→ TASKS TO CARRY OUT:
1. In the passage on the Adaptive Regime Detector indicator, what default percentile lookback is given as well-placed for the 5-minute chart?
2. Reproduce the passage on the Adaptive Regime Detector indicator from the words "- Open any chart" up to and including the words "timeframe-neutral by design.".
3. Continue the passage on the Adaptive Regime Detector indicator, beginning after its final sentence.

Anti-flicker confirmation buffer. A regime only changes after three consecutive bars agree. That trades a small amount of lag for label stability — the read holds steady through transition zones instead of strobing the way k-means and threshold classifiers tend to. All logic runs on confirmed bars, so it doesn't repaint.
How to install
30 seconds, no signup, no email gate, no upgrade screen.
- Open the script on TradingView and click the star icon to add to favorites.
- Open any chart and click Indicators in the top toolbar.
- Click Favorites and select Adaptive Regime Detector.
- Click the gear icon next to the indicator name to adjust the percentile lookback for your timeframe.
Quick timeframe guidance: on the 1-minute, lower the percentile lookback to ~80–100. On the 5-minute, the default of 120 is well-placed. On the 15-minute and above, raise it toward 150–200 so the baseline draws from roughly two full sessions of context. Everything else is timeframe-neutral by design.
Works on every prop firm platform
Because it runs natively on TradingView, the indicator follows you to any prop firm or broker platform that integrates TradingView charts — which is most of them in 2026. Whether you're funded on Apex, evaluating at Topstep, or running an account through Tradovate or TopstepX, the same regime read loads on every chart you open. Browse the vetted prop firm directories for futures, forex, and crypto firms compatible with TradingView execution.

→ DATA EXTRACTS:

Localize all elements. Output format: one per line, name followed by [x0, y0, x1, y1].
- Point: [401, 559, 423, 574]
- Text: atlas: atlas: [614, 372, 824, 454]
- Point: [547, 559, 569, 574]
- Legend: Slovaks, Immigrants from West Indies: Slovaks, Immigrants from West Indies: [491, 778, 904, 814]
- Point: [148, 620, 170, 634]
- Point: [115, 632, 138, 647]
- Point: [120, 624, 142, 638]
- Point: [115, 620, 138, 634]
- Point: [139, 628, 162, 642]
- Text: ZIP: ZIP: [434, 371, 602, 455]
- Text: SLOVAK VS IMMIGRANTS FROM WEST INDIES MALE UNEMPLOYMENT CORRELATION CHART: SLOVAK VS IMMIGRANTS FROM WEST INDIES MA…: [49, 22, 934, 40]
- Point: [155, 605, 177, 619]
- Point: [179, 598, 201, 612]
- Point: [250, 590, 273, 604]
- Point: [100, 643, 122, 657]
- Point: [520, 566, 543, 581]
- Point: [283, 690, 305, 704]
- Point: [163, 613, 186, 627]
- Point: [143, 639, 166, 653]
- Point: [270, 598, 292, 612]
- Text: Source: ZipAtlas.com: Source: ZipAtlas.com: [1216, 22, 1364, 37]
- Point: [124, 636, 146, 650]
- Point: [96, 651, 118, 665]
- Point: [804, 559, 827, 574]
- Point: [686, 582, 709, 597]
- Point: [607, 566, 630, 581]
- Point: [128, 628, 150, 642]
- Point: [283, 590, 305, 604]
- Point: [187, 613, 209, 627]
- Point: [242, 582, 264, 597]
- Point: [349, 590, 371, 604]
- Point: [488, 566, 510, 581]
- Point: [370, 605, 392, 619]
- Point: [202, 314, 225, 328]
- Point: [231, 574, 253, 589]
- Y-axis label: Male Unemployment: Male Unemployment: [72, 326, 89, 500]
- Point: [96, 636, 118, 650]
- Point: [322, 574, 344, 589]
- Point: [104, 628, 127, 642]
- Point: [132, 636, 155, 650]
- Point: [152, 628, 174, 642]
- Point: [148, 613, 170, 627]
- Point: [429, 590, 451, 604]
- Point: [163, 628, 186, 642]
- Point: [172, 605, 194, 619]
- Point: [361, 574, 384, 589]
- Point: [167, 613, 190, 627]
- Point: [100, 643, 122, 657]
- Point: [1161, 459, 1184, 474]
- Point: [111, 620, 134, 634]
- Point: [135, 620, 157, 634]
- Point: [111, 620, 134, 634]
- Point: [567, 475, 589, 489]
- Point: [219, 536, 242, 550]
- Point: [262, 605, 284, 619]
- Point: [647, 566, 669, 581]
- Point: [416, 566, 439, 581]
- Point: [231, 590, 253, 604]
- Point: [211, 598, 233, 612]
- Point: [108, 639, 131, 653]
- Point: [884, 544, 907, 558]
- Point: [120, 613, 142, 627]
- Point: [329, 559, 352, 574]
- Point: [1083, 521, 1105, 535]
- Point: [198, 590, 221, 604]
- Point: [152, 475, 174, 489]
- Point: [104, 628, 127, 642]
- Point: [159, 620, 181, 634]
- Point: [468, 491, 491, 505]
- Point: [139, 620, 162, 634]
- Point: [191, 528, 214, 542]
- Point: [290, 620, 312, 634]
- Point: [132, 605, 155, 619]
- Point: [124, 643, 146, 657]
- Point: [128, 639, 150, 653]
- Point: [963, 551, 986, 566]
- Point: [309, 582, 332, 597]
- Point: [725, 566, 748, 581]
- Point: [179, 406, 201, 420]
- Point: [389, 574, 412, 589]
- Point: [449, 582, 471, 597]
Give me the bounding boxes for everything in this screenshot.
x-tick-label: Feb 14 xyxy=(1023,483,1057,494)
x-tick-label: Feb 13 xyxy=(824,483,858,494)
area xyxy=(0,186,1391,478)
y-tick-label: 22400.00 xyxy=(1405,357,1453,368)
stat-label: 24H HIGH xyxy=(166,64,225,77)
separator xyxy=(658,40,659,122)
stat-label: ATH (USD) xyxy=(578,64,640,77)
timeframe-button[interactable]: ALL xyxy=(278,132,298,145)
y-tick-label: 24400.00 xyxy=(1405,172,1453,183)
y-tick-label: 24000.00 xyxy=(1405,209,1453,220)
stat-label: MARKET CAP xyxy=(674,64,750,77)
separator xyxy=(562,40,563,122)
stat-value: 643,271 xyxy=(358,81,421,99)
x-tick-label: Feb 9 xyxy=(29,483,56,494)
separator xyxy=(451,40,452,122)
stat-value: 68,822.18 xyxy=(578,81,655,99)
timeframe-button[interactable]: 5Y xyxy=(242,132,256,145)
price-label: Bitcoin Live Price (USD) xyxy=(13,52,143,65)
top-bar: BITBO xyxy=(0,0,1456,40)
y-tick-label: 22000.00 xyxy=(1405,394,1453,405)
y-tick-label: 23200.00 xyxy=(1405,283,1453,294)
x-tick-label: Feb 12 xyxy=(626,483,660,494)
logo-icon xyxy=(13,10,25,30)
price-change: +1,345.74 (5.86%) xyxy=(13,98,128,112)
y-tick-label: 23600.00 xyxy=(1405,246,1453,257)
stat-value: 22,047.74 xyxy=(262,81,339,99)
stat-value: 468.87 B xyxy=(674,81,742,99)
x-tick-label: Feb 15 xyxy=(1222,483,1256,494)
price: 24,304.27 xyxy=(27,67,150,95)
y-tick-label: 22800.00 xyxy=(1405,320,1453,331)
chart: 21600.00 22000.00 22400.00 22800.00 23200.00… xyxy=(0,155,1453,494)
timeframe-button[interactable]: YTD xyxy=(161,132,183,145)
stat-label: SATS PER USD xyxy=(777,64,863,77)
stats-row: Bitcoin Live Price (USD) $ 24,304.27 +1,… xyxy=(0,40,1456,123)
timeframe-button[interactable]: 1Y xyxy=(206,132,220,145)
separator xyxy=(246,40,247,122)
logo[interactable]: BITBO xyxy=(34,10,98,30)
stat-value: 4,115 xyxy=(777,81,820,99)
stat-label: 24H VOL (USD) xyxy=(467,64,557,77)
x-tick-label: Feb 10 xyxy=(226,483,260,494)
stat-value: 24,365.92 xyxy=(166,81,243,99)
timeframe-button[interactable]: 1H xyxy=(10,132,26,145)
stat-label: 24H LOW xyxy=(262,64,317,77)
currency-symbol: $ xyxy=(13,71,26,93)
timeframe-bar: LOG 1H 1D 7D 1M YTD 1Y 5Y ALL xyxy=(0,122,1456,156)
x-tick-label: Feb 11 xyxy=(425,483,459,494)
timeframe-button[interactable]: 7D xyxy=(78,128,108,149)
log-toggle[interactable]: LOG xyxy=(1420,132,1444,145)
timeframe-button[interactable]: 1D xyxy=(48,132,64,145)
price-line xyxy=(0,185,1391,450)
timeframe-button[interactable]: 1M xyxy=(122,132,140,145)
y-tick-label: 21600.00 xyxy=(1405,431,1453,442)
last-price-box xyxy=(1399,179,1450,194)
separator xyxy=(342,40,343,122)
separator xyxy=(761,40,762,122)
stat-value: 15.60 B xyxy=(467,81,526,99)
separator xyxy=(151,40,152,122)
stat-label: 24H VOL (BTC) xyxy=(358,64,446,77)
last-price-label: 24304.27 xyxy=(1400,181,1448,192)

→ OUTPUTS FOR THE TASKS:
1. 120.

2.
- Open any chart and click Indicators in the top toolbar.
- Click Favorites and select Adaptive Regime Detector.
- Click the gear icon next to the indicator name to adjust the percentile lookback for your timeframe.
Quick timeframe guidance: on the 1-minute, lower the percentile lookback to ~80–100. On the 5-minute, the default of 120 is well-placed. On the 15-minute and above, raise it toward 150–200 so the baseline draws from roughly two full sessions of context. Everything else is timeframe-neutral by design.

3.
What it won't do
It will not tell you where to enter or exit, and any indicator that claims to is selling you something. This is a context filter. It tells you whether the current environment favors momentum, pullback entries, mean reversion, or sitting on your hands. Pair it with your own entry trigger and risk plan, and pair it well — the regime read tells you which tool to reach for in your kit, not where to swing it. If you want a sense of what a finished trading workflow looks like, the TradingView indicators directory lays out how the regime detector slots in next to the volume tools.
It will also lag genuine regime shifts by a few bars, because the confirmation buffer is deliberately conservative — that's the price of label stability. And on a freshly loaded chart with very little history, the percentile scores can be jumpy until enough bars accumulate for the distributions to stabilize. Both are documented behaviors, not bugs.
Frequently asked questions
How is this different from an ADX or Choppiness Index filter?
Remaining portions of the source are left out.